-------- Provided entries

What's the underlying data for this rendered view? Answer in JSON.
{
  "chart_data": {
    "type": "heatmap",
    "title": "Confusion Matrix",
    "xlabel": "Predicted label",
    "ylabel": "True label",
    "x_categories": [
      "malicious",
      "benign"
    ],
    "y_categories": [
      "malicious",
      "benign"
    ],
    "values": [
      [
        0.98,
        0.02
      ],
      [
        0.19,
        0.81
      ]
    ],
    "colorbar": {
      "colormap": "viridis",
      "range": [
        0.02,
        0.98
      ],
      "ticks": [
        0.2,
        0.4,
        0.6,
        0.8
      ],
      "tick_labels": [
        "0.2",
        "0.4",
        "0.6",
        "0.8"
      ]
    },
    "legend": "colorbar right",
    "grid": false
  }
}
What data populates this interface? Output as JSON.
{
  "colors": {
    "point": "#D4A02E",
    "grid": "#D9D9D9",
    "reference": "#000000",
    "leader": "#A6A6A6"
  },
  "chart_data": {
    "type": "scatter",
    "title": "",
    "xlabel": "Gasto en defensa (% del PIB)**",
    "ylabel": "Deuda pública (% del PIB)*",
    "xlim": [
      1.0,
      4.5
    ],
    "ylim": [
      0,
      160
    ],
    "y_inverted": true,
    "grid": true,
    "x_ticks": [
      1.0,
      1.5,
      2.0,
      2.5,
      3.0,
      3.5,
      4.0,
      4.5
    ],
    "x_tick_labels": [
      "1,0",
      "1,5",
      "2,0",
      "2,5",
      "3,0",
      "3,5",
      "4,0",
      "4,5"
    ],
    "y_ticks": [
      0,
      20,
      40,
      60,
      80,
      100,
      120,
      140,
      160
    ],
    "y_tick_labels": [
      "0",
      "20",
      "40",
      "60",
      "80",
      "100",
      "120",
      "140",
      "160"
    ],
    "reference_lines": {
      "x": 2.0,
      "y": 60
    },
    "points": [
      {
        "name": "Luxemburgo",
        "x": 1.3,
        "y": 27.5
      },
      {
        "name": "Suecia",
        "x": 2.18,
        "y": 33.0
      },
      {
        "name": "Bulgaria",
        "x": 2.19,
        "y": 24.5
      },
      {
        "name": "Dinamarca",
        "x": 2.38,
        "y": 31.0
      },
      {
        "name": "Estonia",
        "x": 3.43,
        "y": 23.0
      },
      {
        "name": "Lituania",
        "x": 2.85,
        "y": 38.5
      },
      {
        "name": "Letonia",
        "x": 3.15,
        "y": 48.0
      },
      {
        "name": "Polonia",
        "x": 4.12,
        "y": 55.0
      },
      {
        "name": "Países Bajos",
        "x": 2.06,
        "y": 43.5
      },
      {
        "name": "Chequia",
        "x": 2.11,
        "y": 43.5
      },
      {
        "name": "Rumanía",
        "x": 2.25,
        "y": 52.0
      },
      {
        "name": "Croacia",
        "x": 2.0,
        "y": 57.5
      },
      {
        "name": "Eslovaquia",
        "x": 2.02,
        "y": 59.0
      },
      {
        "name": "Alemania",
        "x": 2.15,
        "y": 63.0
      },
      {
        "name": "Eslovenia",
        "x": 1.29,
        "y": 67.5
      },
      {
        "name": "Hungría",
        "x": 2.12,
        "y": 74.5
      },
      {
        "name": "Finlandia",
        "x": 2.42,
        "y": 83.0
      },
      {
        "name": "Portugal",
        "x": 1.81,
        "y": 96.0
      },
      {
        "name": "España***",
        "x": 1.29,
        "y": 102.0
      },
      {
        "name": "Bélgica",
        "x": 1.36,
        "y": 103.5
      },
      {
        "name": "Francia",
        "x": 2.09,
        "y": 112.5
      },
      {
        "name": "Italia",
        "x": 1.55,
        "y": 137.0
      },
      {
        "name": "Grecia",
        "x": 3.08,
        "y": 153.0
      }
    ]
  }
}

----------------

* [Job]:
Repeat each record exactly, leaving nothing out.

* [Response to the task]:
What's the underlying data for this rendered view? Answer in JSON.
{
  "chart_data": {
    "type": "heatmap",
    "title": "Confusion Matrix",
    "xlabel": "Predicted label",
    "ylabel": "True label",
    "x_categories": [
      "malicious",
      "benign"
    ],
    "y_categories": [
      "malicious",
      "benign"
    ],
    "values": [
      [
        0.98,
        0.02
      ],
      [
        0.19,
        0.81
      ]
    ],
    "colorbar": {
      "colormap": "viridis",
      "range": [
        0.02,
        0.98
      ],
      "ticks": [
        0.2,
        0.4,
        0.6,
        0.8
      ],
      "tick_labels": [
        "0.2",
        "0.4",
        "0.6",
        "0.8"
      ]
    },
    "legend": "colorbar right",
    "grid": false
  }
}
What data populates this interface? Output as JSON.
{
  "colors": {
    "point": "#D4A02E",
    "grid": "#D9D9D9",
    "reference": "#000000",
    "leader": "#A6A6A6"
  },
  "chart_data": {
    "type": "scatter",
    "title": "",
    "xlabel": "Gasto en defensa (% del PIB)**",
    "ylabel": "Deuda pública (% del PIB)*",
    "xlim": [
      1.0,
      4.5
    ],
    "ylim": [
      0,
      160
    ],
    "y_inverted": true,
    "grid": true,
    "x_ticks": [
      1.0,
      1.5,
      2.0,
      2.5,
      3.0,
      3.5,
      4.0,
      4.5
    ],
    "x_tick_labels": [
      "1,0",
      "1,5",
      "2,0",
      "2,5",
      "3,0",
      "3,5",
      "4,0",
      "4,5"
    ],
    "y_ticks": [
      0,
      20,
      40,
      60,
      80,
      100,
      120,
      140,
      160
    ],
    "y_tick_labels": [
      "0",
      "20",
      "40",
      "60",
      "80",
      "100",
      "120",
      "140",
      "160"
    ],
    "reference_lines": {
      "x": 2.0,
      "y": 60
    },
    "points": [
      {
        "name": "Luxemburgo",
        "x": 1.3,
        "y": 27.5
      },
      {
        "name": "Suecia",
        "x": 2.18,
        "y": 33.0
      },
      {
        "name": "Bulgaria",
        "x": 2.19,
        "y": 24.5
      },
      {
        "name": "Dinamarca",
        "x": 2.38,
        "y": 31.0
      },
      {
        "name": "Estonia",
        "x": 3.43,
        "y": 23.0
      },
      {
        "name": "Lituania",
        "x": 2.85,
        "y": 38.5
      },
      {
        "name": "Letonia",
        "x": 3.15,
        "y": 48.0
      },
      {
        "name": "Polonia",
        "x": 4.12,
        "y": 55.0
      },
      {
        "name": "Países Bajos",
        "x": 2.06,
        "y": 43.5
      },
      {
        "name": "Chequia",
        "x": 2.11,
        "y": 43.5
      },
      {
        "name": "Rumanía",
        "x": 2.25,
        "y": 52.0
      },
      {
        "name": "Croacia",
        "x": 2.0,
        "y": 57.5
      },
      {
        "name": "Eslovaquia",
        "x": 2.02,
        "y": 59.0
      },
      {
        "name": "Alemania",
        "x": 2.15,
        "y": 63.0
      },
      {
        "name": "Eslovenia",
        "x": 1.29,
        "y": 67.5
      },
      {
        "name": "Hungría",
        "x": 2.12,
        "y": 74.5
      },
      {
        "name": "Finlandia",
        "x": 2.42,
        "y": 83.0
      },
      {
        "name": "Portugal",
        "x": 1.81,
        "y": 96.0
      },
      {
        "name": "España***",
        "x": 1.29,
        "y": 102.0
      },
      {
        "name": "Bélgica",
        "x": 1.36,
        "y": 103.5
      },
      {
        "name": "Francia",
        "x": 2.09,
        "y": 112.5
      },
      {
        "name": "Italia",
        "x": 1.55,
        "y": 137.0
      },
      {
        "name": "Grecia",
        "x": 3.08,
        "y": 153.0
      }
    ]
  }
}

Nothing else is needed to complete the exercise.